## WHAT TO WORK ON
Go to the line that contains "What data was" and extract it along with every line after it, exactly, through the end of the data below.

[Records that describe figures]
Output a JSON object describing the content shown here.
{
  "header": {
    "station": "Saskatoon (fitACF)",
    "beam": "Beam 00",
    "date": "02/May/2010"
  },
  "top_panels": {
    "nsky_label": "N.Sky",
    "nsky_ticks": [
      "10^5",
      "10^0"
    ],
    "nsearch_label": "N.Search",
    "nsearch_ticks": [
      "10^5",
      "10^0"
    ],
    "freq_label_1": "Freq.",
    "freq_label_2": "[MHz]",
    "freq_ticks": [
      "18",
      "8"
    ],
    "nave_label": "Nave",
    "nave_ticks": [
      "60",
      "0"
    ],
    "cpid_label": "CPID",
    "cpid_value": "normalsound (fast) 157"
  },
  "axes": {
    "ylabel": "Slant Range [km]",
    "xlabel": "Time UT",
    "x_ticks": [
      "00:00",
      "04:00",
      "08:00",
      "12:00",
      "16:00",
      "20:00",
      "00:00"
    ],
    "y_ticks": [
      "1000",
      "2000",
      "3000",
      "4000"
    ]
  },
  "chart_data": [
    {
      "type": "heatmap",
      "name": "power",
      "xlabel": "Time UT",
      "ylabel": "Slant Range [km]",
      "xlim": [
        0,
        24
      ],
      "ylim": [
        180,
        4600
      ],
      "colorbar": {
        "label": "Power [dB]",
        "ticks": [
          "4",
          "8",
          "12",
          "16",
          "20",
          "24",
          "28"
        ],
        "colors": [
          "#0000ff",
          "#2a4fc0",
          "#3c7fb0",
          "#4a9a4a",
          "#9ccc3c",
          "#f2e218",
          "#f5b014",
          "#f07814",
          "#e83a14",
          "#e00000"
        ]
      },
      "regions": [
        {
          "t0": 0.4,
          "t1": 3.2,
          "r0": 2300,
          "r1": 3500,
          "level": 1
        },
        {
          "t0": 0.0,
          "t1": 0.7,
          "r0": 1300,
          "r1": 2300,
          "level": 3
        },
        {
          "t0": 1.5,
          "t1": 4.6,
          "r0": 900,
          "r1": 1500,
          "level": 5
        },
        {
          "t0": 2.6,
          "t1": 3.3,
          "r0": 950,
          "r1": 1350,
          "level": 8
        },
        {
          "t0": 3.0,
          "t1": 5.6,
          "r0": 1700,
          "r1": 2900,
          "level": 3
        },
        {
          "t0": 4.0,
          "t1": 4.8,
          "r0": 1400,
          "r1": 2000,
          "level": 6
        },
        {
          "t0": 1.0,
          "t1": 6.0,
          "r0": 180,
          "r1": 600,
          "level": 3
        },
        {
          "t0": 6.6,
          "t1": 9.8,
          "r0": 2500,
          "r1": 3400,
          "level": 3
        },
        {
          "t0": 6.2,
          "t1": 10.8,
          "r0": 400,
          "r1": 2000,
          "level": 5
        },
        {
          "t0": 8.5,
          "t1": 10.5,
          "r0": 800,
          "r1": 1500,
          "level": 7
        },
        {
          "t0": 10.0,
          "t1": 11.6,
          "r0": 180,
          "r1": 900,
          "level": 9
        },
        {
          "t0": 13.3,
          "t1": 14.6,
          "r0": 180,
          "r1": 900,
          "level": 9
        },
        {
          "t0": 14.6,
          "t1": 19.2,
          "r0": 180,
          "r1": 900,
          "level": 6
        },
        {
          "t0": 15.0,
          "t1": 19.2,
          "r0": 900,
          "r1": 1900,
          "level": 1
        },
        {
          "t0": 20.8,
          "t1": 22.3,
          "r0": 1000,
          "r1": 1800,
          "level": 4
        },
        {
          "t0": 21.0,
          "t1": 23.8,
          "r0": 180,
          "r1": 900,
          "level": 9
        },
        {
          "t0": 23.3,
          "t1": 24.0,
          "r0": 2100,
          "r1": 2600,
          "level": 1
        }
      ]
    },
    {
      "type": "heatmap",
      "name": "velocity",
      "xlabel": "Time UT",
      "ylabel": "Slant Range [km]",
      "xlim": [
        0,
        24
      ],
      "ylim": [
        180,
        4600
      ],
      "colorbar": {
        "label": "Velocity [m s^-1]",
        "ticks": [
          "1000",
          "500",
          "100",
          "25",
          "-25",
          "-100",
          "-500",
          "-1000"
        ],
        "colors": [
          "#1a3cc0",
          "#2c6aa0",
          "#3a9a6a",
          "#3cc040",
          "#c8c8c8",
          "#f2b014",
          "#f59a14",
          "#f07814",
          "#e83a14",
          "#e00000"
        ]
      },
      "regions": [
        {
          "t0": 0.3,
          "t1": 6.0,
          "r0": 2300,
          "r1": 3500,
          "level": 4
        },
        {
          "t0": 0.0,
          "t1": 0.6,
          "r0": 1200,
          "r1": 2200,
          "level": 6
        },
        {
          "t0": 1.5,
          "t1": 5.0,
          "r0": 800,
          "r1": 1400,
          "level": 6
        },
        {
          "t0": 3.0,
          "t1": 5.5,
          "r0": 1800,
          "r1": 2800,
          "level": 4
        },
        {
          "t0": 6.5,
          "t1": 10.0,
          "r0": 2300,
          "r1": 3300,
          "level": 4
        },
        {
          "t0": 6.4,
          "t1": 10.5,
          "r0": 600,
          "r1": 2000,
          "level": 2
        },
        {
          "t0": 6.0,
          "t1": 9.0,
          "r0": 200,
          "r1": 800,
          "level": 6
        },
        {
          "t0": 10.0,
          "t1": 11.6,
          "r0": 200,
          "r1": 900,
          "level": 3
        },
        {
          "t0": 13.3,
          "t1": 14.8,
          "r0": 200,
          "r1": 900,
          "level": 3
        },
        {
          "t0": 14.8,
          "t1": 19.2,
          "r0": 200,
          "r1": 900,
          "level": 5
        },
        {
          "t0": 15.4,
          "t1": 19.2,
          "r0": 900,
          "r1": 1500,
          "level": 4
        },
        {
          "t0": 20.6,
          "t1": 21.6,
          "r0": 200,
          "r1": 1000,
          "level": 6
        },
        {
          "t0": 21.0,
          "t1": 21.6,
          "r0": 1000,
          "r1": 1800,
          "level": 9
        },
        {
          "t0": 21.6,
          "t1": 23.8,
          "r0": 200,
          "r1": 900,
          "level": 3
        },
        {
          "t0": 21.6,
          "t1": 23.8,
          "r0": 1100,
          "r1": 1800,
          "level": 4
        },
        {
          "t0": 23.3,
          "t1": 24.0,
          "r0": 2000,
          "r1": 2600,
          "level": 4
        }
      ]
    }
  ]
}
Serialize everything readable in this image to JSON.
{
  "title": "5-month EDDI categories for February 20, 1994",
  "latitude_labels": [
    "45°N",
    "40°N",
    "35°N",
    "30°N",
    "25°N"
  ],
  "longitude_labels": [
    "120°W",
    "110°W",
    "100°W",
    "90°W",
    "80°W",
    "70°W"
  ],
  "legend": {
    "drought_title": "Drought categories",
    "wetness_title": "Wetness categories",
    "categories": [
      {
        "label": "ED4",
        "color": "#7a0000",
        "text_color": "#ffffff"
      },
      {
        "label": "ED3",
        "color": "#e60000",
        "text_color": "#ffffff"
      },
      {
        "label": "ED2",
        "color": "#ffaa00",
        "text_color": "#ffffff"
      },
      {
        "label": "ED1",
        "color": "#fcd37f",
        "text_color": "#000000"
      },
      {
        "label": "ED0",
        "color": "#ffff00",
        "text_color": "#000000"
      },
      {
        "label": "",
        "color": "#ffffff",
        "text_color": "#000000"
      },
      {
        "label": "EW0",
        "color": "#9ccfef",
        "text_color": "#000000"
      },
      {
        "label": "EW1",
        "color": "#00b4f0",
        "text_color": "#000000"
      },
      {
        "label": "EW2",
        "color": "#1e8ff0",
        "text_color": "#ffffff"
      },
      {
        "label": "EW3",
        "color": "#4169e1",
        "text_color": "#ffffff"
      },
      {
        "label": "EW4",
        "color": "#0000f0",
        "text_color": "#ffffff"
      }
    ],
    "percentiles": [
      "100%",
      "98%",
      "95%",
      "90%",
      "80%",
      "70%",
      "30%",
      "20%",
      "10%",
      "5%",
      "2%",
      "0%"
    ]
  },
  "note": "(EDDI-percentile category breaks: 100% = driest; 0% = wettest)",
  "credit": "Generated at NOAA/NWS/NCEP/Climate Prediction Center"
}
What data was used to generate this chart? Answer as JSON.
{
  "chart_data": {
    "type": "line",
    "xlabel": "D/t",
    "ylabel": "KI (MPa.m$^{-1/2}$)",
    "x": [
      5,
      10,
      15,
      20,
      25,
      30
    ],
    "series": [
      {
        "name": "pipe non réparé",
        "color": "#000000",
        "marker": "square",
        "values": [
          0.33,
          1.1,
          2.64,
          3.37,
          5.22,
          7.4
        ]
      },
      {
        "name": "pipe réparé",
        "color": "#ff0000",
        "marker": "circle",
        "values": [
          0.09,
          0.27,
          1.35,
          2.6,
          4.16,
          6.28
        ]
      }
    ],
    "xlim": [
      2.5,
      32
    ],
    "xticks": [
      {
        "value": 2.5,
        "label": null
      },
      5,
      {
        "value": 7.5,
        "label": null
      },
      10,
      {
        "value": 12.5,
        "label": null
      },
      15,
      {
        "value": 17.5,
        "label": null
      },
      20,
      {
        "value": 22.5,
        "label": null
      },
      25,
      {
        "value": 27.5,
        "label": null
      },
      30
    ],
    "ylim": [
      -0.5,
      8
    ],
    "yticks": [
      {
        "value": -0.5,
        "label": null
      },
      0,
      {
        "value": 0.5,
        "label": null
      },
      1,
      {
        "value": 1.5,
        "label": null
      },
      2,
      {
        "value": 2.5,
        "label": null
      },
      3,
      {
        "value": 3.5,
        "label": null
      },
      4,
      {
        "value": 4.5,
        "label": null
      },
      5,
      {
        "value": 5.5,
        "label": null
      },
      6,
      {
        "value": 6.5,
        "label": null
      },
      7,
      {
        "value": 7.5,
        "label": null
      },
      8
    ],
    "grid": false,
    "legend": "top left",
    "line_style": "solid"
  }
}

## CORRECT ANSWER
What data was used to generate this chart? Answer as JSON.
{
  "chart_data": {
    "type": "line",
    "xlabel": "D/t",
    "ylabel": "KI (MPa.m$^{-1/2}$)",
    "x": [
      5,
      10,
      15,
      20,
      25,
      30
    ],
    "series": [
      {
        "name": "pipe non réparé",
        "color": "#000000",
        "marker": "square",
        "values": [
          0.33,
          1.1,
          2.64,
          3.37,
          5.22,
          7.4
        ]
      },
      {
        "name": "pipe réparé",
        "color": "#ff0000",
        "marker": "circle",
        "values": [
          0.09,
          0.27,
          1.35,
          2.6,
          4.16,
          6.28
        ]
      }
    ],
    "xlim": [
      2.5,
      32
    ],
    "xticks": [
      {
        "value": 2.5,
        "label": null
      },
      5,
      {
        "value": 7.5,
        "label": null
      },
      10,
      {
        "value": 12.5,
        "label": null
      },
      15,
      {
        "value": 17.5,
        "label": null
      },
      20,
      {
        "value": 22.5,
        "label": null
      },
      25,
      {
        "value": 27.5,
        "label": null
      },
      30
    ],
    "ylim": [
      -0.5,
      8
    ],
    "yticks": [
      {
        "value": -0.5,
        "label": null
      },
      0,
      {
        "value": 0.5,
        "label": null
      },
      1,
      {
        "value": 1.5,
        "label": null
      },
      2,
      {
        "value": 2.5,
        "label": null
      },
      3,
      {
        "value": 3.5,
        "label": null
      },
      4,
      {
        "value": 4.5,
        "label": null
      },
      5,
      {
        "value": 5.5,
        "label": null
      },
      6,
      {
        "value": 6.5,
        "label": null
      },
      7,
      {
        "value": 7.5,
        "label": null
      },
      8
    ],
    "grid": false,
    "legend": "top left",
    "line_style": "solid"
  }
}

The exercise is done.